→ **Task**: Repeat the listing in full. Nothing may be added or left out.

→ **Record excerpts**:
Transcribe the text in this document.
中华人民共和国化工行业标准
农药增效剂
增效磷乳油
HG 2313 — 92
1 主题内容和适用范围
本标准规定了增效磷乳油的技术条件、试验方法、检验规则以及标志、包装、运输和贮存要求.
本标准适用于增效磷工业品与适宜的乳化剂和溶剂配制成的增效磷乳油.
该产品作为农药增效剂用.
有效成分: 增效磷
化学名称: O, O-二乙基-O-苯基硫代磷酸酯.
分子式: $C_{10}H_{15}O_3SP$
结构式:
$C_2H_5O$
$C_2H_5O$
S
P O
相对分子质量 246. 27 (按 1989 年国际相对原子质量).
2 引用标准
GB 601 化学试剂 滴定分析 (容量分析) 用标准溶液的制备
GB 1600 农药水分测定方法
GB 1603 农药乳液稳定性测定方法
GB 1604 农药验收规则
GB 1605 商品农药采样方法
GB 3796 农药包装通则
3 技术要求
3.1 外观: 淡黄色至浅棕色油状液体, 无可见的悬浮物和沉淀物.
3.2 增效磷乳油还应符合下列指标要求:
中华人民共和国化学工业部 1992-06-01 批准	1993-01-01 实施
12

→ **Response to this task**:
Transcribe the text in this document.
中华人民共和国化工行业标准
农药增效剂
增效磷乳油
HG 2313 — 92
1 主题内容和适用范围
本标准规定了增效磷乳油的技术条件、试验方法、检验规则以及标志、包装、运输和贮存要求.
本标准适用于增效磷工业品与适宜的乳化剂和溶剂配制成的增效磷乳油.
该产品作为农药增效剂用.
有效成分: 增效磷
化学名称: O, O-二乙基-O-苯基硫代磷酸酯.
分子式: $C_{10}H_{15}O_3SP$
结构式:
$C_2H_5O$
$C_2H_5O$
S
P O
相对分子质量 246. 27 (按 1989 年国际相对原子质量).
2 引用标准
GB 601 化学试剂 滴定分析 (容量分析) 用标准溶液的制备
GB 1600 农药水分测定方法
GB 1603 农药乳液稳定性测定方法
GB 1604 农药验收规则
GB 1605 商品农药采样方法
GB 3796 农药包装通则
3 技术要求
3.1 外观: 淡黄色至浅棕色油状液体, 无可见的悬浮物和沉淀物.
3.2 增效磷乳油还应符合下列指标要求:
中华人民共和国化学工业部 1992-06-01 批准	1993-01-01 实施
12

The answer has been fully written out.